== Material for this task ==

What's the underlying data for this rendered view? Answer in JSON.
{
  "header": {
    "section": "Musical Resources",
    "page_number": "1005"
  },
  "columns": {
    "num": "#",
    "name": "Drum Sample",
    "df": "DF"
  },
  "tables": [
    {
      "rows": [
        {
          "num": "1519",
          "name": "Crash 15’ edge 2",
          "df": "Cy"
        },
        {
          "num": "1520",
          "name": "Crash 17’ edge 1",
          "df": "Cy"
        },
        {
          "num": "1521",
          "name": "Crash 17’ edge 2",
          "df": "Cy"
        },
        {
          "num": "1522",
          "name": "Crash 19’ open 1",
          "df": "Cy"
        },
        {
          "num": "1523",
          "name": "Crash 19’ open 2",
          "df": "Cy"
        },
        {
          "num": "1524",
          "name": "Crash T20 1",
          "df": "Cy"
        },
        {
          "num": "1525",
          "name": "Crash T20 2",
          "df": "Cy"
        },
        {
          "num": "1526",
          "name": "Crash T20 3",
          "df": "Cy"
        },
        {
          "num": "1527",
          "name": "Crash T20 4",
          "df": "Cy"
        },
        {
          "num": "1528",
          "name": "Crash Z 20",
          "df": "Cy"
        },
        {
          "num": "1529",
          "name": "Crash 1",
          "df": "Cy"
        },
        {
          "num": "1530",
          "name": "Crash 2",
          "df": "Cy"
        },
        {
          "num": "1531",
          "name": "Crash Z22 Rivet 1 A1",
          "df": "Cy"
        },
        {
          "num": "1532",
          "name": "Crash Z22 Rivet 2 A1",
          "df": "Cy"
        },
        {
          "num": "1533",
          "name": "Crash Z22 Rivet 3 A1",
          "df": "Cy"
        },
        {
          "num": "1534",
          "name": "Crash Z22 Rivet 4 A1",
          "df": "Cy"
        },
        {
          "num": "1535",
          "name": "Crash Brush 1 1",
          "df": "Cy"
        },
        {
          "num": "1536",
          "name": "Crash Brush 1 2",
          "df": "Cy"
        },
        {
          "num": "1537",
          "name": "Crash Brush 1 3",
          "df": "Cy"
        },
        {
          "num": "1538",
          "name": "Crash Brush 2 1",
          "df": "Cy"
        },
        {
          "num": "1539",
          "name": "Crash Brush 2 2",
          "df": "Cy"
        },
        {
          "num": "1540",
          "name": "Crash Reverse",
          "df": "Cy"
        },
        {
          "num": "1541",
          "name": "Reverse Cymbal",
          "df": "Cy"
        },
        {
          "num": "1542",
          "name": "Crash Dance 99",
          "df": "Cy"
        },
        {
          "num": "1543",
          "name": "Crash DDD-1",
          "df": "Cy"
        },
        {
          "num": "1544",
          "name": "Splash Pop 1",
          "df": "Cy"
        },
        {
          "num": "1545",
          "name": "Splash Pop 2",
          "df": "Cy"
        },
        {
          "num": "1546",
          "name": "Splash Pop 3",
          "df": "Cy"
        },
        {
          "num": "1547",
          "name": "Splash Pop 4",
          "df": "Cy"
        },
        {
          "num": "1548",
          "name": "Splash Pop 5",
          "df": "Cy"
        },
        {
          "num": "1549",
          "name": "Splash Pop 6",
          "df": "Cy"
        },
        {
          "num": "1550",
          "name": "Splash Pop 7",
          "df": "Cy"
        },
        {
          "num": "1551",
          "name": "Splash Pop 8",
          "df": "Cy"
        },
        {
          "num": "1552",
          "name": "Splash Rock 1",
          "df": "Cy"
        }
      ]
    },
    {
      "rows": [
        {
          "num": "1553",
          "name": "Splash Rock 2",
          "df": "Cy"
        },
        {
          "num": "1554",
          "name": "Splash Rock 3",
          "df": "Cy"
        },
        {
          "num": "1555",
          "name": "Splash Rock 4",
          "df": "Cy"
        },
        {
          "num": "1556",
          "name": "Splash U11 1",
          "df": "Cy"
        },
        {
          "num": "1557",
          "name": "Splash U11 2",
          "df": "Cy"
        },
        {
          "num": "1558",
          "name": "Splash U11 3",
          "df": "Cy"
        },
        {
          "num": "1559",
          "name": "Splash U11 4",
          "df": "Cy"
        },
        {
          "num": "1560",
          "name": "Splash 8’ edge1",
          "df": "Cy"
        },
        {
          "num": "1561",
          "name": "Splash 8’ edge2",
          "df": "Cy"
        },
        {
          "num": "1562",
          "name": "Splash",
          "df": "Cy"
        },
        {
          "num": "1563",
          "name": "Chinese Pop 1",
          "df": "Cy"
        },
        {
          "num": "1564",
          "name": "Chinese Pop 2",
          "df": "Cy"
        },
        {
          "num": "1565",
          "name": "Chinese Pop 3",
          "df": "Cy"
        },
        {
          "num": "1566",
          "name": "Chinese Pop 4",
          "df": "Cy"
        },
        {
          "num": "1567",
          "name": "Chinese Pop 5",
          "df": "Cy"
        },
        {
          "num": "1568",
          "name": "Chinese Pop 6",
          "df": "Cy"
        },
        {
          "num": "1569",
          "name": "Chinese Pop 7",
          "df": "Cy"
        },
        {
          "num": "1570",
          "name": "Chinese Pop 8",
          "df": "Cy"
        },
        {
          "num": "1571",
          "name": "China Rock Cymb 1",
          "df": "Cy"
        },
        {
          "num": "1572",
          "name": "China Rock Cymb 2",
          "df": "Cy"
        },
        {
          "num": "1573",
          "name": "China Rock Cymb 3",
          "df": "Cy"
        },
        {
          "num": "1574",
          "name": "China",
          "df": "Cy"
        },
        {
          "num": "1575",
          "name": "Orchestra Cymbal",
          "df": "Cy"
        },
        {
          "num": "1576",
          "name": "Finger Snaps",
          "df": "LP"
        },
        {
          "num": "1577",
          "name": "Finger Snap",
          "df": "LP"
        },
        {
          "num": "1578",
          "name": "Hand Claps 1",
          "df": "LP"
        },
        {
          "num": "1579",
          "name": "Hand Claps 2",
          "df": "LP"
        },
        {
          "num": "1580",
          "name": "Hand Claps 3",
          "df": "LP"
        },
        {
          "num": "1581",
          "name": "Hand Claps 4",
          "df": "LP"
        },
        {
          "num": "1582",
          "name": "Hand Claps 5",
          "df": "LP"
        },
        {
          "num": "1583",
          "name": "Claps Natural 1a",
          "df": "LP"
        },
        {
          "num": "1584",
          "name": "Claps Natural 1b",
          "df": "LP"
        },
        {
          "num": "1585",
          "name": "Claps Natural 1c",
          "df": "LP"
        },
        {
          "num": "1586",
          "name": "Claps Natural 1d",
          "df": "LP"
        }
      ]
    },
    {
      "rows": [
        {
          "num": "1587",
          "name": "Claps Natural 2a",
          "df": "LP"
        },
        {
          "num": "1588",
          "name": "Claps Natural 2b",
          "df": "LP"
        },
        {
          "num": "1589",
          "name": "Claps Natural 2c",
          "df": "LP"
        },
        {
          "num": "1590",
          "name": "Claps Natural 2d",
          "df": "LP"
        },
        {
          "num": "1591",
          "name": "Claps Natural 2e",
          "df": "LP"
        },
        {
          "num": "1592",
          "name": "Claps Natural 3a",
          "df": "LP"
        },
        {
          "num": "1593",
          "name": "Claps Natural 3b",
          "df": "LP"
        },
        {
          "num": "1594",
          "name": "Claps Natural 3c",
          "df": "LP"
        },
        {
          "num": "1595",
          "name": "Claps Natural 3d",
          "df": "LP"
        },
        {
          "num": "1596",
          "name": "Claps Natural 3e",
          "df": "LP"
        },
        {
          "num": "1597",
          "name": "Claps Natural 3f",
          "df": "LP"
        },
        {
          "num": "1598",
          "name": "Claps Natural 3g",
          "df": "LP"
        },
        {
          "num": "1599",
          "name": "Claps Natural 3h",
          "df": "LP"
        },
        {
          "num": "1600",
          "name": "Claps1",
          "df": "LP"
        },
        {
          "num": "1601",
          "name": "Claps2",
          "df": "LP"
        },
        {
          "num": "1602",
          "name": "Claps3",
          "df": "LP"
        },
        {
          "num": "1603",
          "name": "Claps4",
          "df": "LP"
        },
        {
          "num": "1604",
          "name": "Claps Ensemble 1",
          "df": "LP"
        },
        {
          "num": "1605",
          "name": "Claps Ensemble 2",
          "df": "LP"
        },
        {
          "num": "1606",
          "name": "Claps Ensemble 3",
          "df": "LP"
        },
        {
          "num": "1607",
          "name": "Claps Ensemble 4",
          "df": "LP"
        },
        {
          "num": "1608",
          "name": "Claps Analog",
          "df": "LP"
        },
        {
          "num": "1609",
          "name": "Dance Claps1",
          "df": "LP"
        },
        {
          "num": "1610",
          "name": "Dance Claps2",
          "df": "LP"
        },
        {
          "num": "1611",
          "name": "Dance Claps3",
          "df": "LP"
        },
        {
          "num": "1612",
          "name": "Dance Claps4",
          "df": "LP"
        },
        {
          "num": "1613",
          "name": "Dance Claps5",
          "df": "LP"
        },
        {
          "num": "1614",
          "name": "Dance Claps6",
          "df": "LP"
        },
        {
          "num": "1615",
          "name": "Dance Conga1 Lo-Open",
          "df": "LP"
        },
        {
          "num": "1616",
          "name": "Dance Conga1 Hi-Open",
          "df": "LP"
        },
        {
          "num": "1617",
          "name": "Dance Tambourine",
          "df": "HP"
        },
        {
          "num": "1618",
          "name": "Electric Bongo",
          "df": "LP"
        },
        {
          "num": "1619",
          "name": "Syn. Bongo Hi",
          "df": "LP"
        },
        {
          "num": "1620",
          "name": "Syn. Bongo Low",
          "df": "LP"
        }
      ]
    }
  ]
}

===

• _To be done_
Extract each line from the listing that holds the word "Brush".

• _Finished exercise_
          "name": "Crash Brush 1 1",
          "name": "Crash Brush 1 2",
          "name": "Crash Brush 1 3",
          "name": "Crash Brush 2 1",
          "name": "Crash Brush 2 2",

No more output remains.